- _WRITTEN REQUEST_
Copy out the records in full, word for word, without pictures.
──────── RECORDS PROVIDED
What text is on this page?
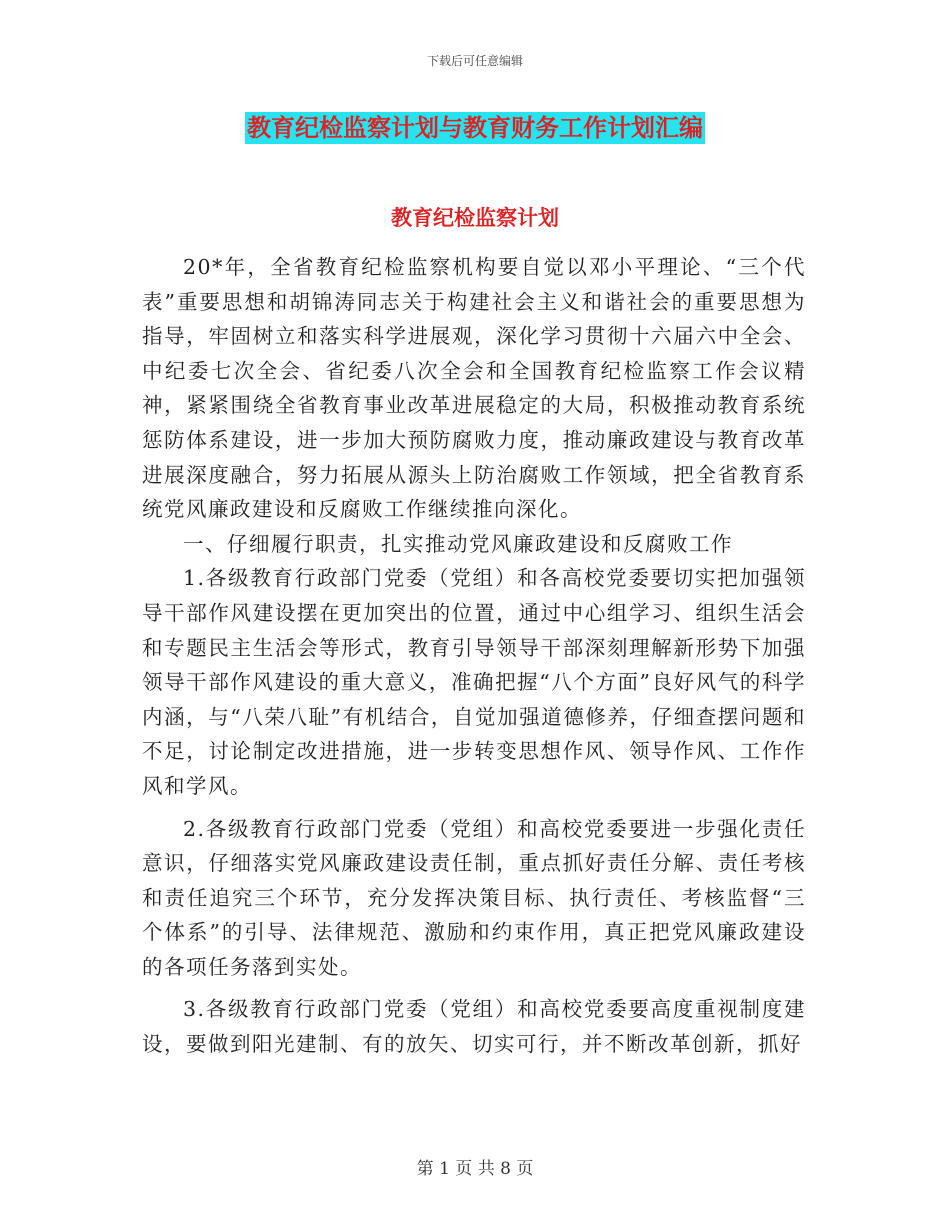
下载后可任意编辑
教育纪检监察计划与教育财务工作计划汇编
教育纪检监察计划

20*年，全省教育纪检监察机构要自觉以邓小平理论、“三个代表”重要思想和胡锦涛同志关于构建社会主义和谐社会的重要思想为指导，牢固树立和落实科学进展观，深化学习贯彻十六届六中全会、中纪委七次全会、省纪委八次全会和全国教育纪检监察工作会议精神，紧紧围绕全省教育事业改革进展稳定的大局，积极推动教育系统惩防体系建设，进一步加大预防腐败力度，推动廉政建设与教育改革进展深度融合，努力拓展从源头上防治腐败工作领域，把全省教育系统党风廉政建设和反腐败工作继续推向深化。

一、仔细履行职责，扎实推动党风廉政建设和反腐败工作

1.各级教育行政部门党委（党组）和各高校党委要切实把加强领导干部作风建设摆在更加突出的位置，通过中心组学习、组织生活会和专题民主生活会等形式，教育引导领导干部深刻理解新形势下加强领导干部作风建设的重大意义，准确把握“八个方面”良好风气的科学内涵，与“八荣八耻”有机结合，自觉加强道德修养，仔细查摆问题和不足，讨论制定改进措施，进一步转变思想作风、领导作风、工作作风和学风。

2.各级教育行政部门党委（党组）和高校党委要进一步强化责任意识，仔细落实党风廉政建设责任制，重点抓好责任分解、责任考核和责任追究三个环节，充分发挥决策目标、执行责任、考核监督“三个体系”的引导、法律规范、激励和约束作用，真正把党风廉政建设的各项任务落到实处。

3.各级教育行政部门党委（党组）和高校党委要高度重视制度建设，要做到阳光建制、有的放矢、切实可行，并不断改革创新，抓好

第 1 页 共 8 页
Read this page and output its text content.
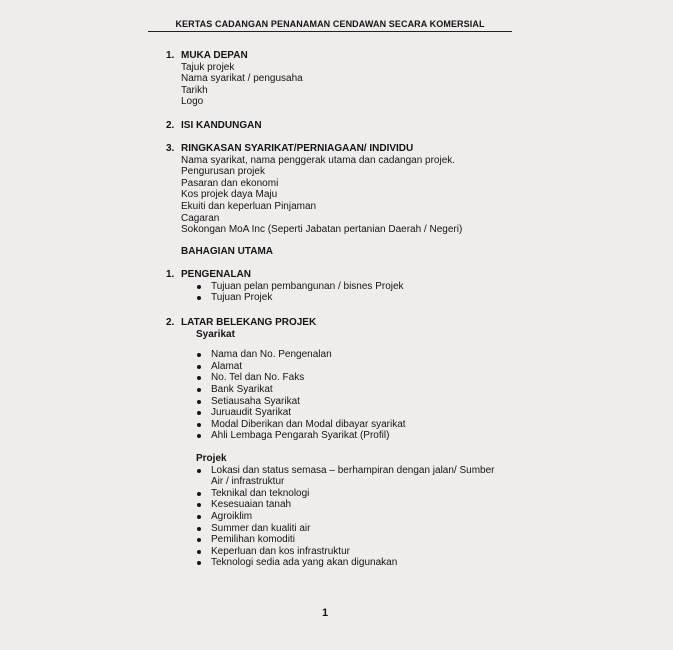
KERTAS CADANGAN PENANAMAN CENDAWAN SECARA KOMERSIAL
1. MUKA DEPAN
Tajuk projek
Nama syarikat / pengusaha
Tarikh
Logo
2. ISI KANDUNGAN
3. RINGKASAN SYARIKAT/PERNIAGAAN/ INDIVIDU
Nama syarikat, nama penggerak utama dan cadangan projek.
Pengurusan projek
Pasaran dan ekonomi
Kos projek daya Maju
Ekuiti dan keperluan Pinjaman
Cagaran
Sokongan MoA Inc (Seperti Jabatan pertanian Daerah / Negeri)
BAHAGIAN UTAMA
1. PENGENALAN
Tujuan pelan pembangunan / bisnes Projek
Tujuan Projek
2. LATAR BELEKANG PROJEK
Syarikat
Nama dan No. Pengenalan
Alamat
No. Tel dan No. Faks
Bank Syarikat
Setiausaha Syarikat
Juruaudit Syarikat
Modal Diberikan dan Modal dibayar syarikat
Ahli Lembaga Pengarah Syarikat (Profil)
Projek
Lokasi dan status semasa – berhampiran dengan jalan/ Sumber
Air / infrastruktur
Teknikal dan teknologi
Kesesuaian tanah
Agroiklim
Summer dan kualiti air
Pemilihan komoditi
Keperluan dan kos infrastruktur
Teknologi sedia ada yang akan digunakan
1
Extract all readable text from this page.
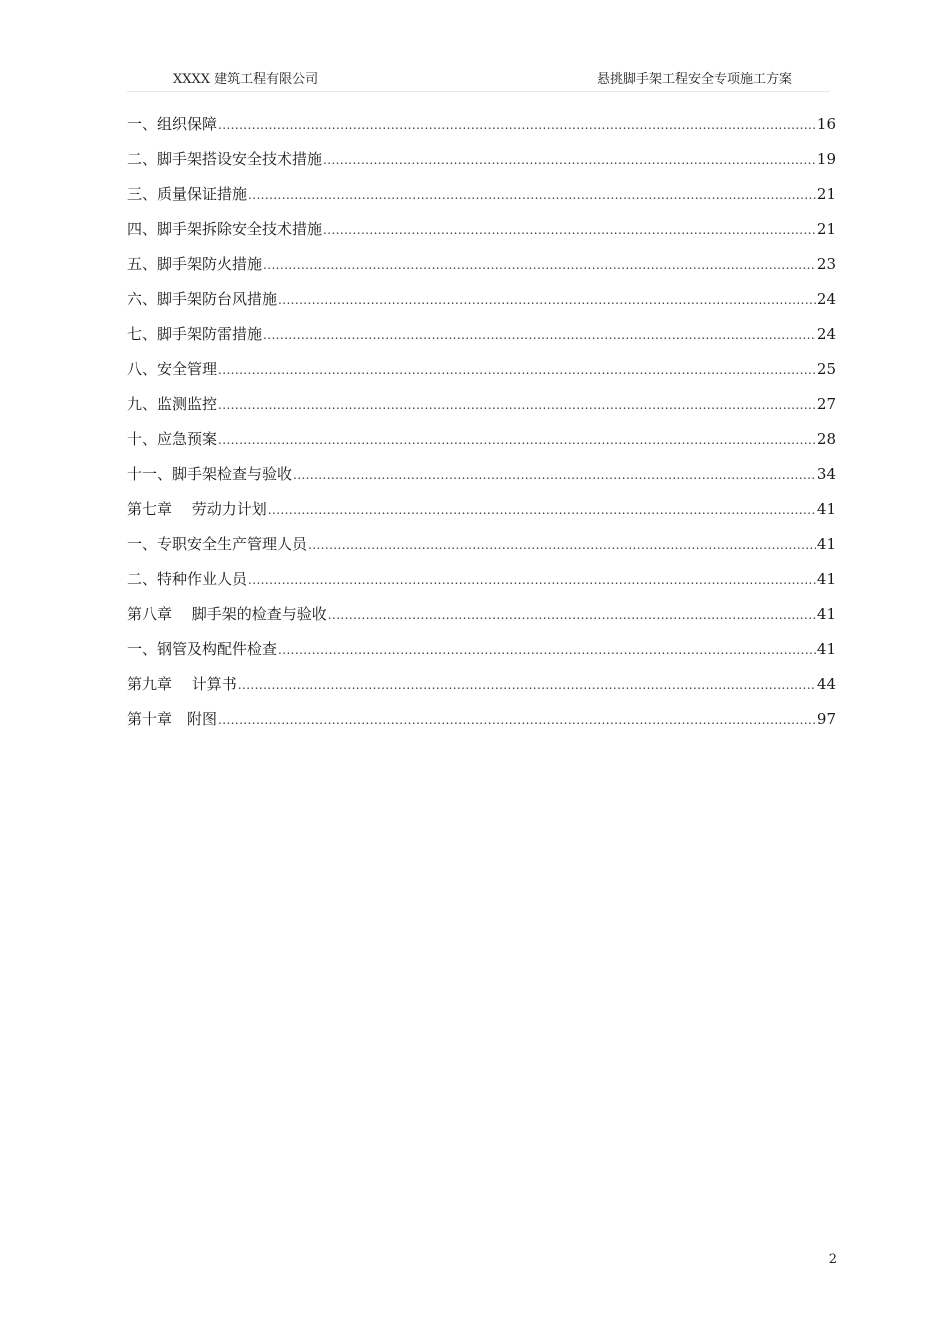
XXXX 建筑工程有限公司	悬挑脚手架工程安全专项施工方案
一、组织保障 .....	16
二、脚手架搭设安全技术措施 .....	19
三、质量保证措施 .....	21
四、脚手架拆除安全技术措施 .....	21
五、脚手架防火措施 .....	23
六、脚手架防台风措施 .....	24
七、脚手架防雷措施 .....	24
八、安全管理 .....	25
九、监测监控 .....	27
十、应急预案 .....	28
十一、脚手架检查与验收 .....	34
第七章　 劳动力计划 .....	41
一、专职安全生产管理人员 .....	41
二、特种作业人员 .....	41
第八章　 脚手架的检查与验收 .....	41
一、钢管及构配件检查 .....	41
第九章　 计算书 .....	44
第十章　附图 .....	97
2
────────────────
- _COMPLETED TASK_
What text is on this page?
下载后可任意编辑
教育纪检监察计划与教育财务工作计划汇编
教育纪检监察计划

20*年，全省教育纪检监察机构要自觉以邓小平理论、“三个代表”重要思想和胡锦涛同志关于构建社会主义和谐社会的重要思想为指导，牢固树立和落实科学进展观，深化学习贯彻十六届六中全会、中纪委七次全会、省纪委八次全会和全国教育纪检监察工作会议精神，紧紧围绕全省教育事业改革进展稳定的大局，积极推动教育系统惩防体系建设，进一步加大预防腐败力度，推动廉政建设与教育改革进展深度融合，努力拓展从源头上防治腐败工作领域，把全省教育系统党风廉政建设和反腐败工作继续推向深化。

一、仔细履行职责，扎实推动党风廉政建设和反腐败工作

1.各级教育行政部门党委（党组）和各高校党委要切实把加强领导干部作风建设摆在更加突出的位置，通过中心组学习、组织生活会和专题民主生活会等形式，教育引导领导干部深刻理解新形势下加强领导干部作风建设的重大意义，准确把握“八个方面”良好风气的科学内涵，与“八荣八耻”有机结合，自觉加强道德修养，仔细查摆问题和不足，讨论制定改进措施，进一步转变思想作风、领导作风、工作作风和学风。

2.各级教育行政部门党委（党组）和高校党委要进一步强化责任意识，仔细落实党风廉政建设责任制，重点抓好责任分解、责任考核和责任追究三个环节，充分发挥决策目标、执行责任、考核监督“三个体系”的引导、法律规范、激励和约束作用，真正把党风廉政建设的各项任务落到实处。

3.各级教育行政部门党委（党组）和高校党委要高度重视制度建设，要做到阳光建制、有的放矢、切实可行，并不断改革创新，抓好

第 1 页 共 8 页
Read this page and output its text content.
KERTAS CADANGAN PENANAMAN CENDAWAN SECARA KOMERSIAL
1. MUKA DEPAN
Tajuk projek
Nama syarikat / pengusaha
Tarikh
Logo
2. ISI KANDUNGAN
3. RINGKASAN SYARIKAT/PERNIAGAAN/ INDIVIDU
Nama syarikat, nama penggerak utama dan cadangan projek.
Pengurusan projek
Pasaran dan ekonomi
Kos projek daya Maju
Ekuiti dan keperluan Pinjaman
Cagaran
Sokongan MoA Inc (Seperti Jabatan pertanian Daerah / Negeri)
BAHAGIAN UTAMA
1. PENGENALAN
Tujuan pelan pembangunan / bisnes Projek
Tujuan Projek
2. LATAR BELEKANG PROJEK
Syarikat
Nama dan No. Pengenalan
Alamat
No. Tel dan No. Faks
Bank Syarikat
Setiausaha Syarikat
Juruaudit Syarikat
Modal Diberikan dan Modal dibayar syarikat
Ahli Lembaga Pengarah Syarikat (Profil)
Projek
Lokasi dan status semasa – berhampiran dengan jalan/ Sumber
Air / infrastruktur
Teknikal dan teknologi
Kesesuaian tanah
Agroiklim
Summer dan kualiti air
Pemilihan komoditi
Keperluan dan kos infrastruktur
Teknologi sedia ada yang akan digunakan
1
Extract all readable text from this page.
XXXX 建筑工程有限公司	悬挑脚手架工程安全专项施工方案
一、组织保障 .....	16
二、脚手架搭设安全技术措施 .....	19
三、质量保证措施 .....	21
四、脚手架拆除安全技术措施 .....	21
五、脚手架防火措施 .....	23
六、脚手架防台风措施 .....	24
七、脚手架防雷措施 .....	24
八、安全管理 .....	25
九、监测监控 .....	27
十、应急预案 .....	28
十一、脚手架检查与验收 .....	34
第七章　 劳动力计划 .....	41
一、专职安全生产管理人员 .....	41
二、特种作业人员 .....	41
第八章　 脚手架的检查与验收 .....	41
一、钢管及构配件检查 .....	41
第九章　 计算书 .....	44
第十章　附图 .....	97
2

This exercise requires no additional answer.